Extract all lines that hold "weorce" from the records below.
§
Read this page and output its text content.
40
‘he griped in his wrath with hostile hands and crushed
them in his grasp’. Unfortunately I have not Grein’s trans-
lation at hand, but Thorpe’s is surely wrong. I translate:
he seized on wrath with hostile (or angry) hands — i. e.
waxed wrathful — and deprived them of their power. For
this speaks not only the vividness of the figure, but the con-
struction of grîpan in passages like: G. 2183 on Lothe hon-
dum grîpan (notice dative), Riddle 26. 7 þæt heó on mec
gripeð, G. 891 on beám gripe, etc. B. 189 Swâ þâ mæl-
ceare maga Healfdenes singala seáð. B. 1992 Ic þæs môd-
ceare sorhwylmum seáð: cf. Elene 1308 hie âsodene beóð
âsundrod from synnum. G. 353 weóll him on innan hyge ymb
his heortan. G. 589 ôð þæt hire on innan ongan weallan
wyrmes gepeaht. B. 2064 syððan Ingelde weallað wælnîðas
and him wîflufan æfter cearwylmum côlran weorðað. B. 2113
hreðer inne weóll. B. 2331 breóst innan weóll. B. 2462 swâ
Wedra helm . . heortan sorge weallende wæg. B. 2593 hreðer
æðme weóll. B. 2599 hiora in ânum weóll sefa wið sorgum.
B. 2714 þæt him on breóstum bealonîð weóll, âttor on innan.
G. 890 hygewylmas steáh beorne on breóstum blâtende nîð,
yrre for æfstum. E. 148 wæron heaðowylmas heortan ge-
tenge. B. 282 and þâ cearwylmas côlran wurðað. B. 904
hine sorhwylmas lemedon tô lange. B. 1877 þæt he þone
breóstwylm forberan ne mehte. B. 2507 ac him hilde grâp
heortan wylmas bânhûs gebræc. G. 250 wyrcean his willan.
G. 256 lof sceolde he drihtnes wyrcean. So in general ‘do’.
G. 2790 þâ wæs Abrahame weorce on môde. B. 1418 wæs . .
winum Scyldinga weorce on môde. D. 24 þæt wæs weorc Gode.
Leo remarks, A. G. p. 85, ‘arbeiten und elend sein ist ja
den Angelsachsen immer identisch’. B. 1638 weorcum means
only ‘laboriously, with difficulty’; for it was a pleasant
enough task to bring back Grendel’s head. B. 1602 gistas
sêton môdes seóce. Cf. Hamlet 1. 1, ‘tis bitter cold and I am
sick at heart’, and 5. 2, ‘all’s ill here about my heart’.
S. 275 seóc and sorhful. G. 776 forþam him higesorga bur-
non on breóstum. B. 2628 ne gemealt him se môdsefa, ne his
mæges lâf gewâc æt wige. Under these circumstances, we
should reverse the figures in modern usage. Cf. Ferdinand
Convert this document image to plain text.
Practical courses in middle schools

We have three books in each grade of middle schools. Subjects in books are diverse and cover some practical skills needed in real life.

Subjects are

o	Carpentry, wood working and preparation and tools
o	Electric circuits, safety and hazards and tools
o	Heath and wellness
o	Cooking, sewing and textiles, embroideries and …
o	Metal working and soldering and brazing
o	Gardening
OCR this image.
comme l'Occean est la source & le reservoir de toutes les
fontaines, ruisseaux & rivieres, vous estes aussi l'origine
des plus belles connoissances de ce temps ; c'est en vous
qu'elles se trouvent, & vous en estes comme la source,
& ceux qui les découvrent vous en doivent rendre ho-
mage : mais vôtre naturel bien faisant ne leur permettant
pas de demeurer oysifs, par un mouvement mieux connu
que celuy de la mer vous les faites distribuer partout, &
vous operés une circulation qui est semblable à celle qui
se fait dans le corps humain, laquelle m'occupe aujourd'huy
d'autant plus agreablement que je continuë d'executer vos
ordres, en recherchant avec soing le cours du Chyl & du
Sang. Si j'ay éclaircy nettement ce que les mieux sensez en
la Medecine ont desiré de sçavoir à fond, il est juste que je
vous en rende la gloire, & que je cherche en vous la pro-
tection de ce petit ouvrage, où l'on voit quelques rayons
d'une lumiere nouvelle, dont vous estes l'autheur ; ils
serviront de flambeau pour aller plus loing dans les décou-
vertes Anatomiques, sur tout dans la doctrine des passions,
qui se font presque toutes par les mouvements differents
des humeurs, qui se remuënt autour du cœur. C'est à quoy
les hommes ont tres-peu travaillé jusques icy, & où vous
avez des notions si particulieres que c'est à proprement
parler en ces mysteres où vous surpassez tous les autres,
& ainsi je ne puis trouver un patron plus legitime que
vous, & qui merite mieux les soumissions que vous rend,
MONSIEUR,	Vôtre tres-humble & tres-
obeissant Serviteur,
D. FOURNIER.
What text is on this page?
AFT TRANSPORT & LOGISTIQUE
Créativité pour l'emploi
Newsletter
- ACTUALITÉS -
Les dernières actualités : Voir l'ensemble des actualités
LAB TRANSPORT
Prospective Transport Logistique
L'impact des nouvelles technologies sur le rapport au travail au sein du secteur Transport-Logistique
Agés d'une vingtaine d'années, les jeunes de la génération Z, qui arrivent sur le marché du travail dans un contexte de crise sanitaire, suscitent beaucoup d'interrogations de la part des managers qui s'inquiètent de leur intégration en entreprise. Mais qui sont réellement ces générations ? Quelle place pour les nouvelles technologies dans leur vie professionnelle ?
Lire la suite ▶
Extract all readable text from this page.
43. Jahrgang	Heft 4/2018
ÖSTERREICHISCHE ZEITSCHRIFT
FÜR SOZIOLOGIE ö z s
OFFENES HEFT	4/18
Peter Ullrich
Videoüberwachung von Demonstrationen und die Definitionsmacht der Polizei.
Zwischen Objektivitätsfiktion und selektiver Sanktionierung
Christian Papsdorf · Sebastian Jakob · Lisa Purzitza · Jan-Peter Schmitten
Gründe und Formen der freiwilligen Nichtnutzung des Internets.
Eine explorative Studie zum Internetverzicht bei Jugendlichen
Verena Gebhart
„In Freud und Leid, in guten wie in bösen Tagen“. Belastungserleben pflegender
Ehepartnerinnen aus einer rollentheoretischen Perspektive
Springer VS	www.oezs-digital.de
§
- SOLUTION TO THIS TASK
G. 2790 þâ wæs Abrahame weorce on môde. B. 1418 wæs . .
winum Scyldinga weorce on môde. D. 24 þæt wæs weorc Gode.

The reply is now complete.